AIM OF THE EXERCISE >> Every line that includes the word "real" is to be listed.

+-------+

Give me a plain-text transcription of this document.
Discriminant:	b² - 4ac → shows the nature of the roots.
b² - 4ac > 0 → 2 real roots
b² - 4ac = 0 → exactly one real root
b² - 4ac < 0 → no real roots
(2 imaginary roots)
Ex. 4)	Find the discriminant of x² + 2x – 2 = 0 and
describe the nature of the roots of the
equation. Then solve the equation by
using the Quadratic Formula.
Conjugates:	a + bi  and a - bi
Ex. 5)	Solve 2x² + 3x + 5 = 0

+-------+

WRITTEN SOLUTION >>
b² - 4ac > 0 → 2 real roots
b² - 4ac = 0 → exactly one real root
b² - 4ac < 0 → no real roots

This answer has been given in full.